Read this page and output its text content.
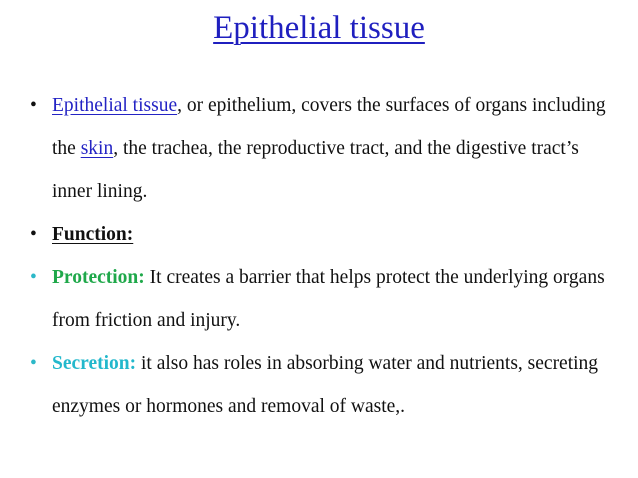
Epithelial tissue
• Epithelial tissue, or epithelium, covers the surfaces of organs including the skin, the trachea, the reproductive tract, and the digestive tract’s inner lining.
• Function:
• Protection: It creates a barrier that helps protect the underlying organs from friction and injury.
• Secretion: it also has roles in absorbing water and nutrients, secreting enzymes or hormones and removal of waste,.
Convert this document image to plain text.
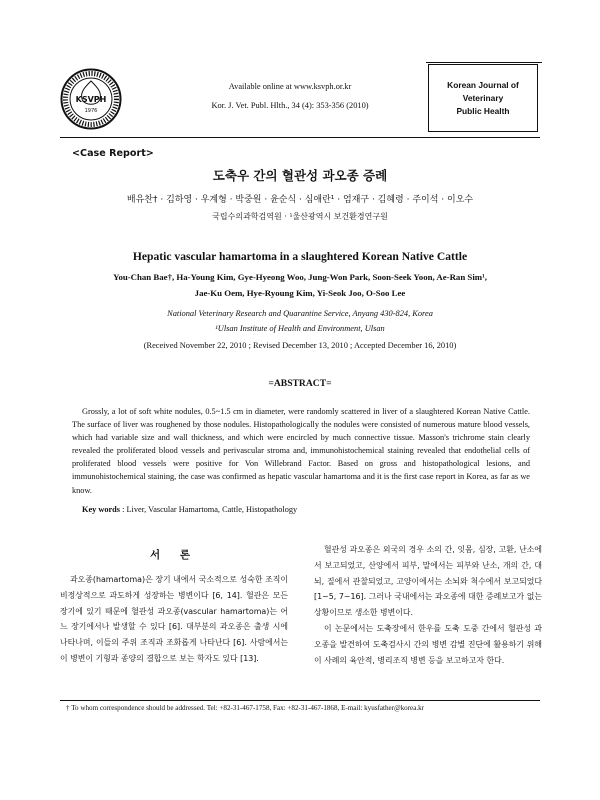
KSVPH
1976
Available online at www.ksvph.or.kr
Kor. J. Vet. Publ. Hlth., 34 (4): 353-356 (2010)
Korean Journal of
Veterinary
Public Health
<Case Report>
도축우 간의 혈관성 과오종 증례
배유찬† · 김하영 · 우계형 · 박중원 · 윤순식 · 심애란¹ · 엄재구 · 김혜령 · 주이석 · 이오수
국립수의과학검역원 · ¹울산광역시 보건환경연구원
Hepatic vascular hamartoma in a slaughtered Korean Native Cattle
You-Chan Bae†, Ha-Young Kim, Gye-Hyeong Woo, Jung-Won Park, Soon-Seek Yoon, Ae-Ran Sim¹,
Jae-Ku Oem, Hye-Ryoung Kim, Yi-Seok Joo, O-Soo Lee
National Veterinary Research and Quarantine Service, Anyang 430-824, Korea
¹Ulsan Institute of Health and Environment, Ulsan
(Received November 22, 2010 ; Revised December 13, 2010 ; Accepted December 16, 2010)
=ABSTRACT=
Grossly, a lot of soft white nodules, 0.5~1.5 cm in diameter, were randomly scattered in liver of a slaughtered Korean Native Cattle. The surface of liver was roughened by those nodules. Histopathologically the nodules were consisted of numerous mature blood vessels, which had variable size and wall thickness, and which were encircled by much connective tissue. Masson's trichrome stain clearly revealed the proliferated blood vessels and perivascular stroma and, immunohistochemical staining revealed that endothelial cells of proliferated blood vessels were positive for Von Willebrand Factor. Based on gross and histopathological lesions, and immunohistochemical staining, the case was confirmed as hepatic vascular hamartoma and it is the first case report in Korea, as far as we know.
Key words : Liver, Vascular Hamartoma, Cattle, Histopathology
서 론

과오종(hamartoma)은 장기 내에서 국소적으로 성숙한 조직이 비정상적으로 과도하게 성장하는 병변이다 [6, 14]. 혈관은 모든 장기에 있기 때문에 혈관성 과오종(vascular hamartoma)는 어느 장기에서나 발생할 수 있다 [6]. 대부분의 과오종은 출생 시에 나타나며, 이들의 주위 조직과 조화롭게 나타난다 [6]. 사람에서는 이 병변이 기형과 종양의 결합으로 보는 학자도 있다 [13].

혈관성 과오종은 외국의 경우 소의 간, 잇몸, 심장, 고환, 난소에서 보고되었고, 산양에서 피부, 말에서는 피부와 난소, 개의 간, 대뇌, 질에서 관찰되었고, 고양이에서는 소뇌와 척수에서 보고되었다 [1~5, 7~16]. 그러나 국내에서는 과오종에 대한 증례보고가 없는 상황이므로 생소한 병변이다.

이 논문에서는 도축장에서 한우를 도축 도중 간에서 혈관성 과오종을 발견하여 도축검사시 간의 병변 감별 진단에 활용하기 위해 이 사례의 육안적, 병리조직 병변 등을 보고하고자 한다.

† To whom correspondence should be addressed. Tel: +82-31-467-1758, Fax: +82-31-467-1868, E-mail: kyusfather@korea.kr
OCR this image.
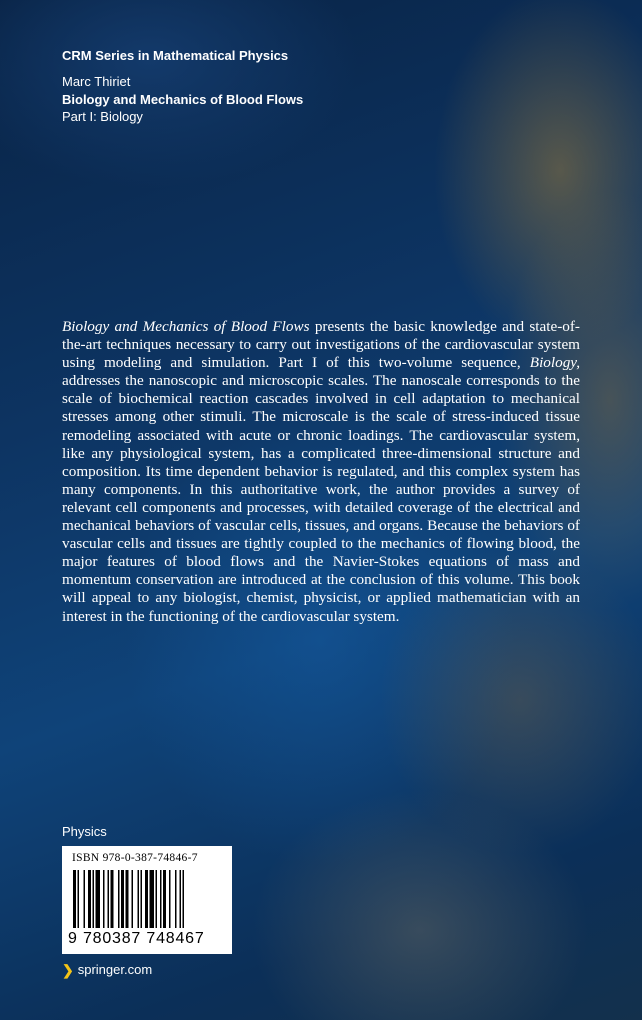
CRM Series in Mathematical Physics
Marc Thiriet
Biology and Mechanics of Blood Flows
Part I: Biology

Biology and Mechanics of Blood Flows presents the basic knowledge and state-of-the-art techniques necessary to carry out investigations of the cardiovascular system using modeling and simulation. Part I of this two-volume sequence, Biology, addresses the nanoscopic and microscopic scales. The nanoscale corresponds to the scale of biochemical reaction cascades involved in cell adaptation to mechanical stresses among other stimuli. The microscale is the scale of stress-induced tissue remodeling associated with acute or chronic loadings. The cardiovascular system, like any physiological system, has a complicated three-dimensional structure and composition. Its time dependent behavior is regulated, and this complex system has many components. In this authoritative work, the author provides a survey of relevant cell components and processes, with detailed coverage of the electrical and mechanical behaviors of vascular cells, tissues, and organs. Because the behaviors of vascular cells and tissues are tightly coupled to the mechanics of flowing blood, the major features of blood flows and the Navier-Stokes equations of mass and momentum conservation are introduced at the conclusion of this volume. This book will appeal to any biologist, chemist, physicist, or applied mathematician with an interest in the functioning of the cardiovascular system.

Physics
ISBN 978-0-387-74846-7
9 780387 748467
❯ springer.com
· · · · ·
TRY IT
Print the records again exactly, without the pictures.

TASK RESULT
Read this page and output its text content.
Epithelial tissue
• Epithelial tissue, or epithelium, covers the surfaces of organs including the skin, the trachea, the reproductive tract, and the digestive tract’s inner lining.
• Function:
• Protection: It creates a barrier that helps protect the underlying organs from friction and injury.
• Secretion: it also has roles in absorbing water and nutrients, secreting enzymes or hormones and removal of waste,.
Convert this document image to plain text.
KSVPH
1976
Available online at www.ksvph.or.kr
Kor. J. Vet. Publ. Hlth., 34 (4): 353-356 (2010)
Korean Journal of
Veterinary
Public Health
<Case Report>
도축우 간의 혈관성 과오종 증례
배유찬† · 김하영 · 우계형 · 박중원 · 윤순식 · 심애란¹ · 엄재구 · 김혜령 · 주이석 · 이오수
국립수의과학검역원 · ¹울산광역시 보건환경연구원
Hepatic vascular hamartoma in a slaughtered Korean Native Cattle
You-Chan Bae†, Ha-Young Kim, Gye-Hyeong Woo, Jung-Won Park, Soon-Seek Yoon, Ae-Ran Sim¹,
Jae-Ku Oem, Hye-Ryoung Kim, Yi-Seok Joo, O-Soo Lee
National Veterinary Research and Quarantine Service, Anyang 430-824, Korea
¹Ulsan Institute of Health and Environment, Ulsan
(Received November 22, 2010 ; Revised December 13, 2010 ; Accepted December 16, 2010)
=ABSTRACT=
Grossly, a lot of soft white nodules, 0.5~1.5 cm in diameter, were randomly scattered in liver of a slaughtered Korean Native Cattle. The surface of liver was roughened by those nodules. Histopathologically the nodules were consisted of numerous mature blood vessels, which had variable size and wall thickness, and which were encircled by much connective tissue. Masson's trichrome stain clearly revealed the proliferated blood vessels and perivascular stroma and, immunohistochemical staining revealed that endothelial cells of proliferated blood vessels were positive for Von Willebrand Factor. Based on gross and histopathological lesions, and immunohistochemical staining, the case was confirmed as hepatic vascular hamartoma and it is the first case report in Korea, as far as we know.
Key words : Liver, Vascular Hamartoma, Cattle, Histopathology
서 론

과오종(hamartoma)은 장기 내에서 국소적으로 성숙한 조직이 비정상적으로 과도하게 성장하는 병변이다 [6, 14]. 혈관은 모든 장기에 있기 때문에 혈관성 과오종(vascular hamartoma)는 어느 장기에서나 발생할 수 있다 [6]. 대부분의 과오종은 출생 시에 나타나며, 이들의 주위 조직과 조화롭게 나타난다 [6]. 사람에서는 이 병변이 기형과 종양의 결합으로 보는 학자도 있다 [13].

혈관성 과오종은 외국의 경우 소의 간, 잇몸, 심장, 고환, 난소에서 보고되었고, 산양에서 피부, 말에서는 피부와 난소, 개의 간, 대뇌, 질에서 관찰되었고, 고양이에서는 소뇌와 척수에서 보고되었다 [1~5, 7~16]. 그러나 국내에서는 과오종에 대한 증례보고가 없는 상황이므로 생소한 병변이다.

이 논문에서는 도축장에서 한우를 도축 도중 간에서 혈관성 과오종을 발견하여 도축검사시 간의 병변 감별 진단에 활용하기 위해 이 사례의 육안적, 병리조직 병변 등을 보고하고자 한다.

† To whom correspondence should be addressed. Tel: +82-31-467-1758, Fax: +82-31-467-1868, E-mail: kyusfather@korea.kr
OCR this image.
CRM Series in Mathematical Physics
Marc Thiriet
Biology and Mechanics of Blood Flows
Part I: Biology

Biology and Mechanics of Blood Flows presents the basic knowledge and state-of-the-art techniques necessary to carry out investigations of the cardiovascular system using modeling and simulation. Part I of this two-volume sequence, Biology, addresses the nanoscopic and microscopic scales. The nanoscale corresponds to the scale of biochemical reaction cascades involved in cell adaptation to mechanical stresses among other stimuli. The microscale is the scale of stress-induced tissue remodeling associated with acute or chronic loadings. The cardiovascular system, like any physiological system, has a complicated three-dimensional structure and composition. Its time dependent behavior is regulated, and this complex system has many components. In this authoritative work, the author provides a survey of relevant cell components and processes, with detailed coverage of the electrical and mechanical behaviors of vascular cells, tissues, and organs. Because the behaviors of vascular cells and tissues are tightly coupled to the mechanics of flowing blood, the major features of blood flows and the Navier-Stokes equations of mass and momentum conservation are introduced at the conclusion of this volume. This book will appeal to any biologist, chemist, physicist, or applied mathematician with an interest in the functioning of the cardiovascular system.

Physics
ISBN 978-0-387-74846-7
9 780387 748467
❯ springer.com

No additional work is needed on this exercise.